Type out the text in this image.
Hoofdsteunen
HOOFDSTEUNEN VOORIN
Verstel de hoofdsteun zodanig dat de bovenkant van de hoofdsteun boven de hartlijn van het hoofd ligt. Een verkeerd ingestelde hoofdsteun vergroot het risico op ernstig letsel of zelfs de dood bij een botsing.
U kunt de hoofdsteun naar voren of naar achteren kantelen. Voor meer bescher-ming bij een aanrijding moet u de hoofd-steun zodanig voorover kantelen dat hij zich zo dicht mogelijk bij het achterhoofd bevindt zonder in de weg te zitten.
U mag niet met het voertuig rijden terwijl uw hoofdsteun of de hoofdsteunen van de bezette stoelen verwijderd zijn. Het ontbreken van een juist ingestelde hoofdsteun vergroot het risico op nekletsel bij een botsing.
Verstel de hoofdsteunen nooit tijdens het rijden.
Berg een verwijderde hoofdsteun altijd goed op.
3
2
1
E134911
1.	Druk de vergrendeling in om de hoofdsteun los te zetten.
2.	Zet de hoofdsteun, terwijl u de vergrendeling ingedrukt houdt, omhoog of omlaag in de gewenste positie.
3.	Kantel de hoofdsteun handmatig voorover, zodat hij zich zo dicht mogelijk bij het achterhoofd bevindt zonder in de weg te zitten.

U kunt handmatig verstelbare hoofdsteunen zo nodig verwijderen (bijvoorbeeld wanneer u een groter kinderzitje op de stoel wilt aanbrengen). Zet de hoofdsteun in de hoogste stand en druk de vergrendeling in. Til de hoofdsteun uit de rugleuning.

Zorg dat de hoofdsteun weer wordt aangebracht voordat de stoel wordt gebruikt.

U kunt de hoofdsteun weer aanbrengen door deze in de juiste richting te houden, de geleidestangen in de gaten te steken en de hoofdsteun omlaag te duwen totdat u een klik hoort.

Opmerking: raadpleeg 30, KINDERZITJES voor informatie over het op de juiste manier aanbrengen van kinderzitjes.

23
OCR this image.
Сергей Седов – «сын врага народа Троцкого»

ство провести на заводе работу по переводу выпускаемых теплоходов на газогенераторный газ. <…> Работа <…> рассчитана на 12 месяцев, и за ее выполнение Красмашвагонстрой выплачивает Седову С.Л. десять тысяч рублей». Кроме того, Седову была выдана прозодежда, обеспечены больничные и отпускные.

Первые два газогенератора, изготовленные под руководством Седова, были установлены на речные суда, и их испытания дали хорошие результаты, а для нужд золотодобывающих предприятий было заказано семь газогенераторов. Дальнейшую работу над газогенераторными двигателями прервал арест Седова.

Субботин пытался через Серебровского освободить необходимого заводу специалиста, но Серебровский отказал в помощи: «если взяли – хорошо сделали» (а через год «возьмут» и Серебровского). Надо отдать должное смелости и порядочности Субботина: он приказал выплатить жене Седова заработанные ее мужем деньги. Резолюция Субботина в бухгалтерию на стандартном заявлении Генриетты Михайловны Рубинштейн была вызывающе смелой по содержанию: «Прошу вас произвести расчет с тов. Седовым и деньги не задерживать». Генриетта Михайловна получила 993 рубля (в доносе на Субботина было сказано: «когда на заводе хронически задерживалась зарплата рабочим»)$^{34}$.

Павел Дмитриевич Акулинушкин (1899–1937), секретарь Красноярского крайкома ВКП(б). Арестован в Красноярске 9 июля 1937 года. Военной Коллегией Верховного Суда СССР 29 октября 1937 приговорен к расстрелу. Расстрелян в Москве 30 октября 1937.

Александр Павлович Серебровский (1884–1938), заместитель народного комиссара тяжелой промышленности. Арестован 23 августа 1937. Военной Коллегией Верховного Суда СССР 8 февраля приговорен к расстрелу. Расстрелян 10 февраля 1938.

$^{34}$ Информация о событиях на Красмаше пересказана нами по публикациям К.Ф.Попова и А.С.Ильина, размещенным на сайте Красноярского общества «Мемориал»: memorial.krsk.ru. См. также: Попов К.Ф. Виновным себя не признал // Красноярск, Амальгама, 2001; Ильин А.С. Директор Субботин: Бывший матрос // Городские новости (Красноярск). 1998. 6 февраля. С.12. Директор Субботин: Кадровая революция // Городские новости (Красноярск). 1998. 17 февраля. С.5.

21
....
▶ **TASK REQUIREMENTS**
Gather every line from the listing above in which the word "aanbrengen" appears.

▶ **REPLY TO THE EXERCISE**
U kunt handmatig verstelbare hoofdsteunen zo nodig verwijderen (bijvoorbeeld wanneer u een groter kinderzitje op de stoel wilt aanbrengen). Zet de hoofdsteun in de hoogste stand en druk de vergrendeling in. Til de hoofdsteun uit de rugleuning.
U kunt de hoofdsteun weer aanbrengen door deze in de juiste richting te houden, de geleidestangen in de gaten te steken en de hoofdsteun omlaag te duwen totdat u een klik hoort.
Opmerking: raadpleeg 30, KINDERZITJES voor informatie over het op de juiste manier aanbrengen van kinderzitjes.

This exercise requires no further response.